• **Stated exercise**:
Search the material for the string "فساد", then return every line where it is found.

Collection entries

________________________________________

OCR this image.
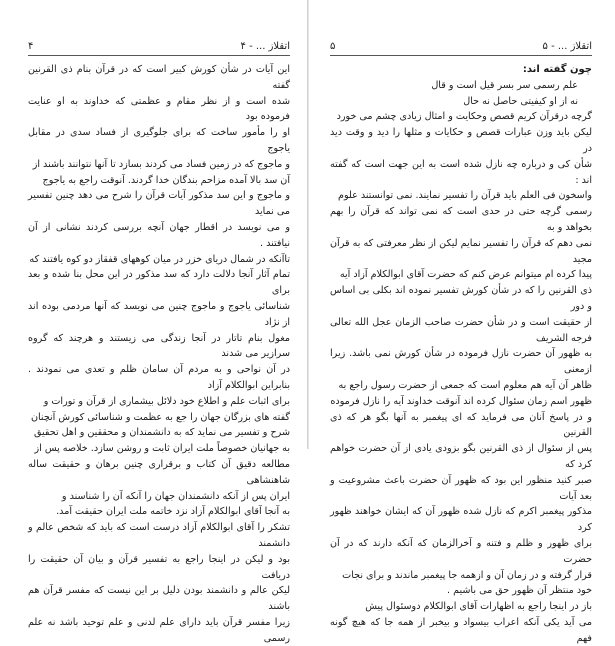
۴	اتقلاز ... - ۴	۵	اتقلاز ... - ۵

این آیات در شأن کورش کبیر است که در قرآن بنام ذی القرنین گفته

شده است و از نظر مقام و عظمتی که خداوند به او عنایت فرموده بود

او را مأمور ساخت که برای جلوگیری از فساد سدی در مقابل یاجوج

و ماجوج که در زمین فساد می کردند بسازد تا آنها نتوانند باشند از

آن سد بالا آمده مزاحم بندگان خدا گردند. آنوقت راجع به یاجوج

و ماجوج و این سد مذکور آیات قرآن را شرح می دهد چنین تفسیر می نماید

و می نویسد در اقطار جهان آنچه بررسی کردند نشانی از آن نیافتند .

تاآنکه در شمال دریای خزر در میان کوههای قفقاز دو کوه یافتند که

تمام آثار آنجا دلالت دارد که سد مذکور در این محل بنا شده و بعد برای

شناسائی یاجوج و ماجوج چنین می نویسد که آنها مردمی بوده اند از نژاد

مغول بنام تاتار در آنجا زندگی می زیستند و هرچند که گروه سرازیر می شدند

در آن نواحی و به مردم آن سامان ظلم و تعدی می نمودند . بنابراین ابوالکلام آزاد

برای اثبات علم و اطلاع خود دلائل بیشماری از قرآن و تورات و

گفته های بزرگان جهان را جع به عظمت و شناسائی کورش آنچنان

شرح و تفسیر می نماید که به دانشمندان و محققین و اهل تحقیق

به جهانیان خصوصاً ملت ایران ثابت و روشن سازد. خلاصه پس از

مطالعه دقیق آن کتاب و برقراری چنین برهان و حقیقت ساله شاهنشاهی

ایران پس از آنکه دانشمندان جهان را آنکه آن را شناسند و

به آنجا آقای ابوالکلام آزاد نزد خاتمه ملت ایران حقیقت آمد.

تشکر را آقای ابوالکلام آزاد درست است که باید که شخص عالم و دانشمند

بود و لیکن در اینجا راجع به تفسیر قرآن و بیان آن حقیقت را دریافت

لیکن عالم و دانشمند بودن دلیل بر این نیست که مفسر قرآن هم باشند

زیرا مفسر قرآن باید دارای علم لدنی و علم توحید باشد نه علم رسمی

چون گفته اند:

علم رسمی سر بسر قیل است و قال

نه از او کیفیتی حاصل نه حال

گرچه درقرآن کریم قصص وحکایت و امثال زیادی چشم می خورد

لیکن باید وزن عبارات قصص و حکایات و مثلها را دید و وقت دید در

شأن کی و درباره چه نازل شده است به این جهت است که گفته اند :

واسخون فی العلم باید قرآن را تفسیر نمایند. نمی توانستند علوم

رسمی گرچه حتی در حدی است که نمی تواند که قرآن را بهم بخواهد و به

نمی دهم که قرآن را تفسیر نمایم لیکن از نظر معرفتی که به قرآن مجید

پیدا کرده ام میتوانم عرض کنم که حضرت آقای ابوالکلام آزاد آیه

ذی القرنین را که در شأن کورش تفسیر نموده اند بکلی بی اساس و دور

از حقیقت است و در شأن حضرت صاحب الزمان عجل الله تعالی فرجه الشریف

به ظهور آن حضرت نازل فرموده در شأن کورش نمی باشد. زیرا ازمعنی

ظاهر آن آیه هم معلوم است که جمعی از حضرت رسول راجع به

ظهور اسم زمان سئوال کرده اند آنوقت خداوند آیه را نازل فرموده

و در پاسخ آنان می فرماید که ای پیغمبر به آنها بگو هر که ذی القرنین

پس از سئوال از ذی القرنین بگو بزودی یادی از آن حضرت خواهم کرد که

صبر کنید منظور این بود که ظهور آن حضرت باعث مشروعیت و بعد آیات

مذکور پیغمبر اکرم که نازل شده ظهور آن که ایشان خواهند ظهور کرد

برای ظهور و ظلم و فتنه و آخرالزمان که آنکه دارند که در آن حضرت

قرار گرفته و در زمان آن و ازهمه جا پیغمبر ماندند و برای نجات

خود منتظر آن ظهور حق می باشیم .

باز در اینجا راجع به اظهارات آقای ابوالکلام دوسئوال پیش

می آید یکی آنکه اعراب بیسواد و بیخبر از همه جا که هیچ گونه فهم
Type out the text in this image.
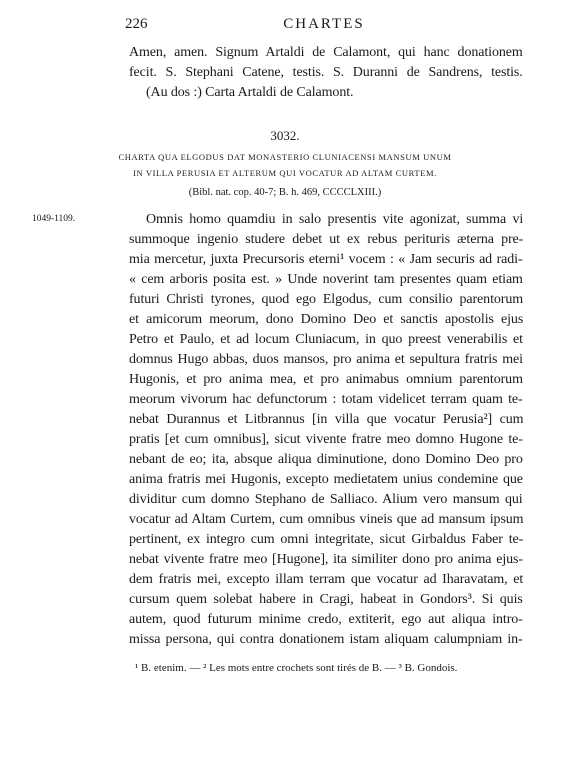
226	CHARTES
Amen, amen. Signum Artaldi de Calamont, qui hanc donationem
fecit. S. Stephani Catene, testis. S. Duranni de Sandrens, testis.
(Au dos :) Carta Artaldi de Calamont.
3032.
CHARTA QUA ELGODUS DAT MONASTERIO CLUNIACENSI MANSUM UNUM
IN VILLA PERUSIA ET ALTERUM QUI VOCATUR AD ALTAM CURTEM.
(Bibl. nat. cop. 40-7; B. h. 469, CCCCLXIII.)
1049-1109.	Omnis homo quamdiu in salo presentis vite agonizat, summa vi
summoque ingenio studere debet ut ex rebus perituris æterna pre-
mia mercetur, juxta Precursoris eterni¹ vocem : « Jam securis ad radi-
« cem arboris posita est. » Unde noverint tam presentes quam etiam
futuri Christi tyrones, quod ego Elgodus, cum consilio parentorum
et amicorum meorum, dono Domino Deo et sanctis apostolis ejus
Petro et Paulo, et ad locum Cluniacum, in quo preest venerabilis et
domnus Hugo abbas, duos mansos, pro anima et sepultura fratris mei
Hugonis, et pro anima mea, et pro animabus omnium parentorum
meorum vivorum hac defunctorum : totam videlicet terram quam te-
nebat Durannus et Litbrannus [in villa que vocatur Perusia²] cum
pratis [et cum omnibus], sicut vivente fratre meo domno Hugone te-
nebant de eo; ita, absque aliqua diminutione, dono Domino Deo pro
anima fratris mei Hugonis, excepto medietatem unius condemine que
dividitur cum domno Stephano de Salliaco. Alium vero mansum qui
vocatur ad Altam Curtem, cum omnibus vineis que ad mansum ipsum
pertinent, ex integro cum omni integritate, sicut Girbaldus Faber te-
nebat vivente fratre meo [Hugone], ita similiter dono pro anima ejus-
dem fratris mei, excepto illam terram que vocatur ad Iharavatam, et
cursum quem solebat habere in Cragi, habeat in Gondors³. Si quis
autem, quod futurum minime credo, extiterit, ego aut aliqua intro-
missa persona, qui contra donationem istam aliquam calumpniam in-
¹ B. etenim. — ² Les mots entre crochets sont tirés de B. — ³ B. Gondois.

________________________________________

• **Output of the task**:
او را مأمور ساخت که برای جلوگیری از فساد سدی در مقابل یاجوج
و ماجوج که در زمین فساد می کردند بسازد تا آنها نتوانند باشند از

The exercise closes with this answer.